:: Supplied data ::
--- begin ---

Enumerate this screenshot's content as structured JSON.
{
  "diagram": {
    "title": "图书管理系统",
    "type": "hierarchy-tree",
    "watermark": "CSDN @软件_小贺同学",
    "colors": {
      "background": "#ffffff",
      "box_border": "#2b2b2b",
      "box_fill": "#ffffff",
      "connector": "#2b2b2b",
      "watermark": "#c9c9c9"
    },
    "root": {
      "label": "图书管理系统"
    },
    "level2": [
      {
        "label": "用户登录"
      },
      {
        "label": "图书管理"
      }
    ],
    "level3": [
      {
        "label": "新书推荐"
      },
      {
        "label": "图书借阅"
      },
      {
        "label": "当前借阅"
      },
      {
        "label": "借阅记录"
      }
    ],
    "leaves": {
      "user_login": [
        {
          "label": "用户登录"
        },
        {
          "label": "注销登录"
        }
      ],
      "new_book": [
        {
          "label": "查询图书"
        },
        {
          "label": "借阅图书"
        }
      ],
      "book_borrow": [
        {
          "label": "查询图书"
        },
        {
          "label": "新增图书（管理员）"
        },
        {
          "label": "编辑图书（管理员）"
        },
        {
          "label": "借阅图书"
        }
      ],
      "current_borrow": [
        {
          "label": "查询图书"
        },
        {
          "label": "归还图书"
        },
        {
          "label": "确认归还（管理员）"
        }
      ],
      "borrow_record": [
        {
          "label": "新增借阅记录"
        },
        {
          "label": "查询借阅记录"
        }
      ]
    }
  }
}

--- end ---

:: Work to complete ::
Output each record exactly, leaving nothing out.

:: In response ::
Enumerate this screenshot's content as structured JSON.
{
  "diagram": {
    "title": "图书管理系统",
    "type": "hierarchy-tree",
    "watermark": "CSDN @软件_小贺同学",
    "colors": {
      "background": "#ffffff",
      "box_border": "#2b2b2b",
      "box_fill": "#ffffff",
      "connector": "#2b2b2b",
      "watermark": "#c9c9c9"
    },
    "root": {
      "label": "图书管理系统"
    },
    "level2": [
      {
        "label": "用户登录"
      },
      {
        "label": "图书管理"
      }
    ],
    "level3": [
      {
        "label": "新书推荐"
      },
      {
        "label": "图书借阅"
      },
      {
        "label": "当前借阅"
      },
      {
        "label": "借阅记录"
      }
    ],
    "leaves": {
      "user_login": [
        {
          "label": "用户登录"
        },
        {
          "label": "注销登录"
        }
      ],
      "new_book": [
        {
          "label": "查询图书"
        },
        {
          "label": "借阅图书"
        }
      ],
      "book_borrow": [
        {
          "label": "查询图书"
        },
        {
          "label": "新增图书（管理员）"
        },
        {
          "label": "编辑图书（管理员）"
        },
        {
          "label": "借阅图书"
        }
      ],
      "current_borrow": [
        {
          "label": "查询图书"
        },
        {
          "label": "归还图书"
        },
        {
          "label": "确认归还（管理员）"
        }
      ],
      "borrow_record": [
        {
          "label": "新增借阅记录"
        },
        {
          "label": "查询借阅记录"
        }
      ]
    }
  }
}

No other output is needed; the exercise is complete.